Task
Exactly repeat the full listing that follows.

Source data
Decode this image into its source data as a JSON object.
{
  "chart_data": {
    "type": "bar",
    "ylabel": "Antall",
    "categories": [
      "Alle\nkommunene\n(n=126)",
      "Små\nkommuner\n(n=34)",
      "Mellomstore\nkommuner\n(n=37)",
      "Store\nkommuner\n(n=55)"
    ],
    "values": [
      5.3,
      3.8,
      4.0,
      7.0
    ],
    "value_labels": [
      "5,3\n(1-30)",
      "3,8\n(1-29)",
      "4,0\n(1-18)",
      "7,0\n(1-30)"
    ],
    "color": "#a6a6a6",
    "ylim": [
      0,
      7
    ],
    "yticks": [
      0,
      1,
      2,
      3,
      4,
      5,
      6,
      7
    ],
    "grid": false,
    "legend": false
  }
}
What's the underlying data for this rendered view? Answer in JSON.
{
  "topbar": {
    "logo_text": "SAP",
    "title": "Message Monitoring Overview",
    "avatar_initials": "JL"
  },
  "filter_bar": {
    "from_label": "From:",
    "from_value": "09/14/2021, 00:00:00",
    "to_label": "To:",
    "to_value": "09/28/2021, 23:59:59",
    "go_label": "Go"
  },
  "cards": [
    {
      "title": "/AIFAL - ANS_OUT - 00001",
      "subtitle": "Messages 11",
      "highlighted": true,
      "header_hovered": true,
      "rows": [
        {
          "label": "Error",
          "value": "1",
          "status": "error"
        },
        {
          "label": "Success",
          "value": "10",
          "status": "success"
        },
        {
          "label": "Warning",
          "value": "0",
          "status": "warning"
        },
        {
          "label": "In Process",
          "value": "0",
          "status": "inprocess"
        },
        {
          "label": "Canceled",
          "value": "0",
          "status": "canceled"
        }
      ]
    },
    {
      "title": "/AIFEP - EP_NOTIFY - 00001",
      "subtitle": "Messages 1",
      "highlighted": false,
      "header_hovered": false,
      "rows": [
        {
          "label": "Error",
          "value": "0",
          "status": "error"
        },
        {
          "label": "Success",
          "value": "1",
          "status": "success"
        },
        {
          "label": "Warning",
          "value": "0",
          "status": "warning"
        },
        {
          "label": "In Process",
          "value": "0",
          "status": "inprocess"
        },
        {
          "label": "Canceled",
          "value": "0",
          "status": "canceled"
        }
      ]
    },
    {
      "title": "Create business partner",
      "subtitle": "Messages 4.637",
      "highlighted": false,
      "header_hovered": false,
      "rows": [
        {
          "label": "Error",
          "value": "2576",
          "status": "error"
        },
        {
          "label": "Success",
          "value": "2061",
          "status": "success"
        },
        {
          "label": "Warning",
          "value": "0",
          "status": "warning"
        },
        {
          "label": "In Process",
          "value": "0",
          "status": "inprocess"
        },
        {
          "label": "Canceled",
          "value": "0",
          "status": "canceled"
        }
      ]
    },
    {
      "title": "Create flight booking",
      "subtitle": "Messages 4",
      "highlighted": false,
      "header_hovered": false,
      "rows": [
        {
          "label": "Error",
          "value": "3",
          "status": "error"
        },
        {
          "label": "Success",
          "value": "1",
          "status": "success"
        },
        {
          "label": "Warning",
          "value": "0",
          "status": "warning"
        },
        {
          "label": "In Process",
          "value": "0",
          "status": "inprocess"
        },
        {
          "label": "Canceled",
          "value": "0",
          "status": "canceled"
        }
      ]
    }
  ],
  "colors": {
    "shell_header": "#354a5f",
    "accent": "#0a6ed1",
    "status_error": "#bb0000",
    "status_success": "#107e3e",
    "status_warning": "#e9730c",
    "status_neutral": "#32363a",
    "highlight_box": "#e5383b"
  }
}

Finished exercise
Decode this image into its source data as a JSON object.
{
  "chart_data": {
    "type": "bar",
    "ylabel": "Antall",
    "categories": [
      "Alle\nkommunene\n(n=126)",
      "Små\nkommuner\n(n=34)",
      "Mellomstore\nkommuner\n(n=37)",
      "Store\nkommuner\n(n=55)"
    ],
    "values": [
      5.3,
      3.8,
      4.0,
      7.0
    ],
    "value_labels": [
      "5,3\n(1-30)",
      "3,8\n(1-29)",
      "4,0\n(1-18)",
      "7,0\n(1-30)"
    ],
    "color": "#a6a6a6",
    "ylim": [
      0,
      7
    ],
    "yticks": [
      0,
      1,
      2,
      3,
      4,
      5,
      6,
      7
    ],
    "grid": false,
    "legend": false
  }
}
What's the underlying data for this rendered view? Answer in JSON.
{
  "topbar": {
    "logo_text": "SAP",
    "title": "Message Monitoring Overview",
    "avatar_initials": "JL"
  },
  "filter_bar": {
    "from_label": "From:",
    "from_value": "09/14/2021, 00:00:00",
    "to_label": "To:",
    "to_value": "09/28/2021, 23:59:59",
    "go_label": "Go"
  },
  "cards": [
    {
      "title": "/AIFAL - ANS_OUT - 00001",
      "subtitle": "Messages 11",
      "highlighted": true,
      "header_hovered": true,
      "rows": [
        {
          "label": "Error",
          "value": "1",
          "status": "error"
        },
        {
          "label": "Success",
          "value": "10",
          "status": "success"
        },
        {
          "label": "Warning",
          "value": "0",
          "status": "warning"
        },
        {
          "label": "In Process",
          "value": "0",
          "status": "inprocess"
        },
        {
          "label": "Canceled",
          "value": "0",
          "status": "canceled"
        }
      ]
    },
    {
      "title": "/AIFEP - EP_NOTIFY - 00001",
      "subtitle": "Messages 1",
      "highlighted": false,
      "header_hovered": false,
      "rows": [
        {
          "label": "Error",
          "value": "0",
          "status": "error"
        },
        {
          "label": "Success",
          "value": "1",
          "status": "success"
        },
        {
          "label": "Warning",
          "value": "0",
          "status": "warning"
        },
        {
          "label": "In Process",
          "value": "0",
          "status": "inprocess"
        },
        {
          "label": "Canceled",
          "value": "0",
          "status": "canceled"
        }
      ]
    },
    {
      "title": "Create business partner",
      "subtitle": "Messages 4.637",
      "highlighted": false,
      "header_hovered": false,
      "rows": [
        {
          "label": "Error",
          "value": "2576",
          "status": "error"
        },
        {
          "label": "Success",
          "value": "2061",
          "status": "success"
        },
        {
          "label": "Warning",
          "value": "0",
          "status": "warning"
        },
        {
          "label": "In Process",
          "value": "0",
          "status": "inprocess"
        },
        {
          "label": "Canceled",
          "value": "0",
          "status": "canceled"
        }
      ]
    },
    {
      "title": "Create flight booking",
      "subtitle": "Messages 4",
      "highlighted": false,
      "header_hovered": false,
      "rows": [
        {
          "label": "Error",
          "value": "3",
          "status": "error"
        },
        {
          "label": "Success",
          "value": "1",
          "status": "success"
        },
        {
          "label": "Warning",
          "value": "0",
          "status": "warning"
        },
        {
          "label": "In Process",
          "value": "0",
          "status": "inprocess"
        },
        {
          "label": "Canceled",
          "value": "0",
          "status": "canceled"
        }
      ]
    }
  ],
  "colors": {
    "shell_header": "#354a5f",
    "accent": "#0a6ed1",
    "status_error": "#bb0000",
    "status_success": "#107e3e",
    "status_warning": "#e9730c",
    "status_neutral": "#32363a",
    "highlight_box": "#e5383b"
  }
}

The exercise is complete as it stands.